- [What to produce]
From the listing below, return each line that includes "JANE".

(Stored data entries)
• • •

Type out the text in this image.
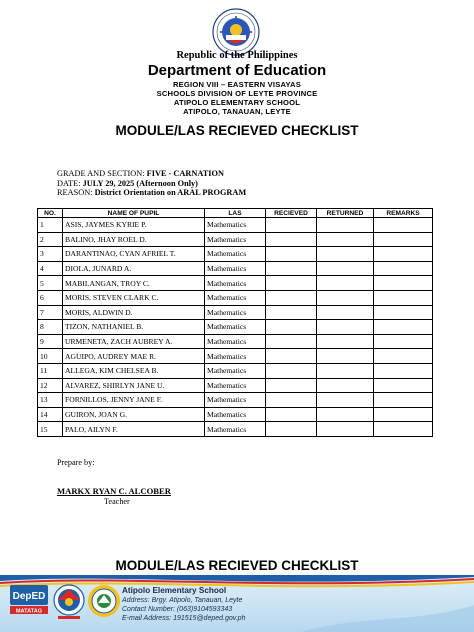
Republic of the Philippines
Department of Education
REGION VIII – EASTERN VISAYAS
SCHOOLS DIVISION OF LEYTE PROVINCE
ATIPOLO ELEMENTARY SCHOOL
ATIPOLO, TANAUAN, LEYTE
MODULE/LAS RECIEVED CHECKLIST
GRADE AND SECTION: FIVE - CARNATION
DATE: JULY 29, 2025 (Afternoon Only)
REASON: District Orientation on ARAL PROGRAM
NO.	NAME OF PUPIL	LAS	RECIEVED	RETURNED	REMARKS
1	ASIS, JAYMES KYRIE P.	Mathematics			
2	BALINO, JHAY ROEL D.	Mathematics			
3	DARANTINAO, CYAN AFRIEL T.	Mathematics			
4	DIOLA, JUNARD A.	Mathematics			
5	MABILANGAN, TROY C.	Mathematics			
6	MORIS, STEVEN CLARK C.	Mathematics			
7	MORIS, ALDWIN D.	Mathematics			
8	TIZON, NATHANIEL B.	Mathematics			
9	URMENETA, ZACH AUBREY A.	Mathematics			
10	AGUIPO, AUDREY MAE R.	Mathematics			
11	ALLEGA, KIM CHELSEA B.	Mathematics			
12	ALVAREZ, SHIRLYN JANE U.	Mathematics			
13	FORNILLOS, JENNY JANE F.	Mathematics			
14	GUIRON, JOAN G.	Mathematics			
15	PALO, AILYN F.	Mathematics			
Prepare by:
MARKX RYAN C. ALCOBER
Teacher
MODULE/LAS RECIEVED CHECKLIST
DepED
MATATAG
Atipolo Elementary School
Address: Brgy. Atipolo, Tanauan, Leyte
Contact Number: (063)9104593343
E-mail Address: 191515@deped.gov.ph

• • •

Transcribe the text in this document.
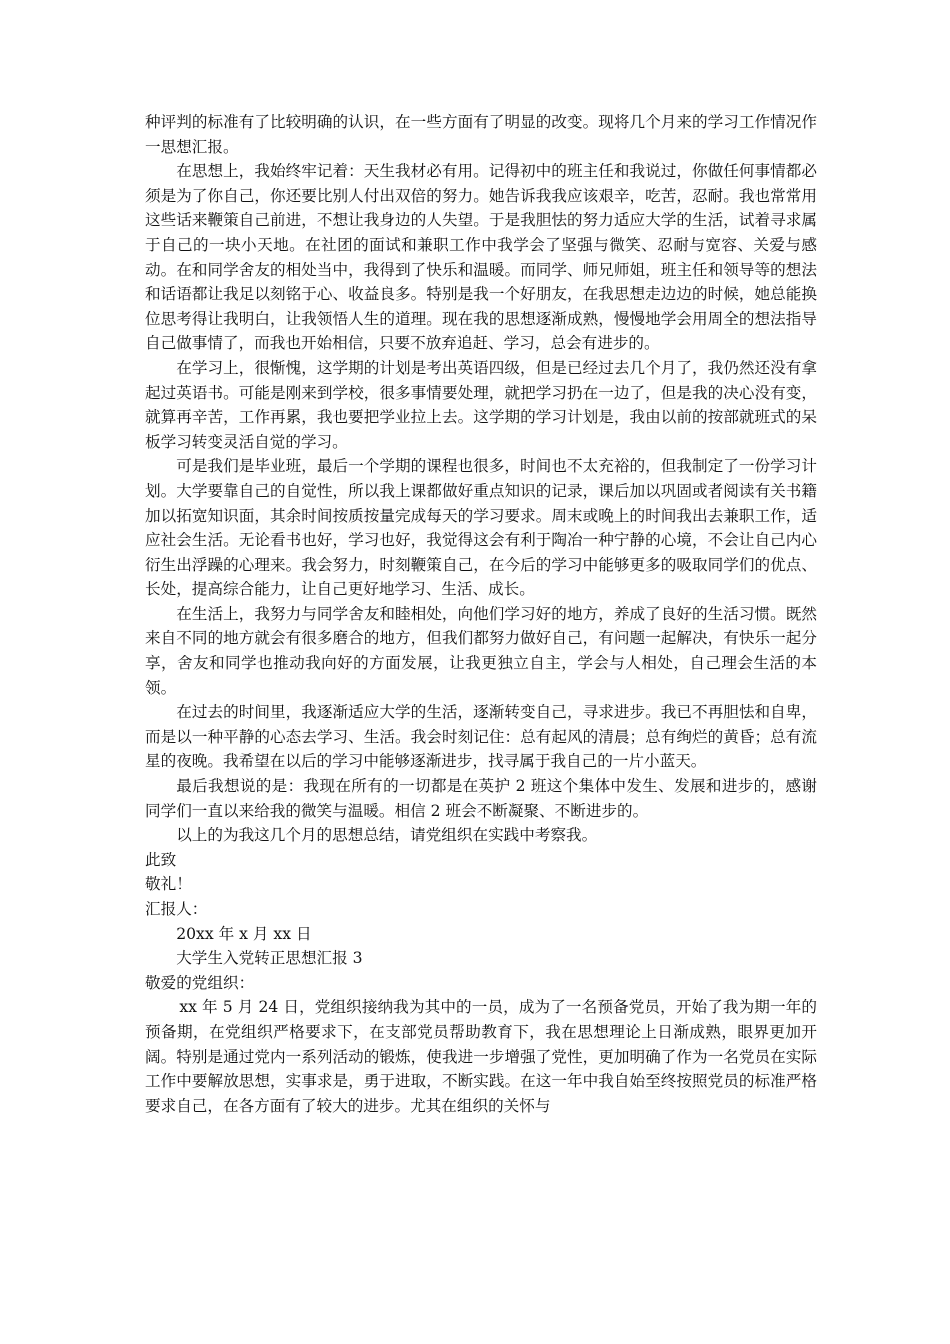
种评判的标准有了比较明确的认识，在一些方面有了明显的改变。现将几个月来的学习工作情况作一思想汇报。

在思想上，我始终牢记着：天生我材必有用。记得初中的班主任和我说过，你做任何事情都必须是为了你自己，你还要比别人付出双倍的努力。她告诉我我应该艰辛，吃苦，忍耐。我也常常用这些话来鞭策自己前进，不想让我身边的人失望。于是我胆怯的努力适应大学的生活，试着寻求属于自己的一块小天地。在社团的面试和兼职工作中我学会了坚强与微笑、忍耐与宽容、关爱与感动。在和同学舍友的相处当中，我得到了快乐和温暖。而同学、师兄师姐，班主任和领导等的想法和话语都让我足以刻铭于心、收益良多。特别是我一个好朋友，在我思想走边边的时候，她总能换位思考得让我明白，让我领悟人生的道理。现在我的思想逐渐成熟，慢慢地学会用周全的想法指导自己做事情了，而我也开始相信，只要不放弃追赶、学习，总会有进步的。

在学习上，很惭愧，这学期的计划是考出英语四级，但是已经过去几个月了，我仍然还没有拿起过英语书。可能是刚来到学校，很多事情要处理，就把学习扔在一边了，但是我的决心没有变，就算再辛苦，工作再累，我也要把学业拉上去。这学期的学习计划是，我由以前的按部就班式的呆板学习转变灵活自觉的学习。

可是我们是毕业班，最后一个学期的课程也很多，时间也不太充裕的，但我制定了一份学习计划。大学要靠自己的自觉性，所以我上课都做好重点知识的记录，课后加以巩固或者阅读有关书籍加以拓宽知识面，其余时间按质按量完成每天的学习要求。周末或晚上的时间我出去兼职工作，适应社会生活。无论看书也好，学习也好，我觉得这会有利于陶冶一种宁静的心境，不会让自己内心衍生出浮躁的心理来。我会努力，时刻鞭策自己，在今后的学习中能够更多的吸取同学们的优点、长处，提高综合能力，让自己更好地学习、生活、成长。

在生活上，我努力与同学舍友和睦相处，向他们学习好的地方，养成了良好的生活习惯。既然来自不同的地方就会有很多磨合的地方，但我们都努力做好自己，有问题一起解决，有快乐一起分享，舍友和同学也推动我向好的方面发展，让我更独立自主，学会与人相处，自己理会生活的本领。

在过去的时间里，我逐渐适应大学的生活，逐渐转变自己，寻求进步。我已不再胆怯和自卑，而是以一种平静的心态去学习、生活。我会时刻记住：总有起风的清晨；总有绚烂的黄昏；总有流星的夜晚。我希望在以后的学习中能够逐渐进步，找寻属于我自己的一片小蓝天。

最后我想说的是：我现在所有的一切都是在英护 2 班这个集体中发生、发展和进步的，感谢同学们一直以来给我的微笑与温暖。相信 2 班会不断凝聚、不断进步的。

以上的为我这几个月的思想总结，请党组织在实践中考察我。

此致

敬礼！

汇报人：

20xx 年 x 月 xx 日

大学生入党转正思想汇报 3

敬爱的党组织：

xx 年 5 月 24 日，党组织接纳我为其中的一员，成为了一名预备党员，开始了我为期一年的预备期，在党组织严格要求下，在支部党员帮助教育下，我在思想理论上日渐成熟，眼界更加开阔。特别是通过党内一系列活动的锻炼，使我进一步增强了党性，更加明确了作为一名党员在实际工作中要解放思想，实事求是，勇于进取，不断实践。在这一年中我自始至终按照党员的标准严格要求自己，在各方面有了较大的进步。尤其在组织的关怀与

• • •

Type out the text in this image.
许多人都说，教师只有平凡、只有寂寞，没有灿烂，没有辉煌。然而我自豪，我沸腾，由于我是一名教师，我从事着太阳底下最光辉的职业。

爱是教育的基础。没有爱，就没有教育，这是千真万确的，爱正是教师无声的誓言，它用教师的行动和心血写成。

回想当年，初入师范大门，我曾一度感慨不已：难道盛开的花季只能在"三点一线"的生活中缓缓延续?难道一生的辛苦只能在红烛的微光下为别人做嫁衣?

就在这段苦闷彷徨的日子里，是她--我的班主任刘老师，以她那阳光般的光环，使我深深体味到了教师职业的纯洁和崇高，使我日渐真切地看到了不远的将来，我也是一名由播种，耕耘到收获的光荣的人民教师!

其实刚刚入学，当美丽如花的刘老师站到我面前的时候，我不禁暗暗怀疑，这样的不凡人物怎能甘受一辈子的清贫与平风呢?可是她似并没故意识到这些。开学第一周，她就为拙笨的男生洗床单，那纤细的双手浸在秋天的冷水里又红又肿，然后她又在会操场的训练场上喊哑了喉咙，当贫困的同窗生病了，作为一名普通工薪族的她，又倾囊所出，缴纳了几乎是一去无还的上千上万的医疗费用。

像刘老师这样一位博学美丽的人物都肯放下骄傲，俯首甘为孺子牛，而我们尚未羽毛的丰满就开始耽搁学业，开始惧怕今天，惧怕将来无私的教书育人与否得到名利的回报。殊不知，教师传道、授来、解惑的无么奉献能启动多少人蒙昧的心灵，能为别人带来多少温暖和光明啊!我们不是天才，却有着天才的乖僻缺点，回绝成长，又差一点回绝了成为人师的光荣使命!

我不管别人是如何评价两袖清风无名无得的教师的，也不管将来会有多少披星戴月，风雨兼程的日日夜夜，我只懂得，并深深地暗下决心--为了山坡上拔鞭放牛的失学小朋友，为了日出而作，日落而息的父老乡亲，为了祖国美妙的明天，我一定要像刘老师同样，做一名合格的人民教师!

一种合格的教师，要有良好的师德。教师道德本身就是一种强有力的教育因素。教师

• • •

- [Response to this task]
12	ALVAREZ, SHIRLYN JANE U.	Mathematics			
13	FORNILLOS, JENNY JANE F.	Mathematics			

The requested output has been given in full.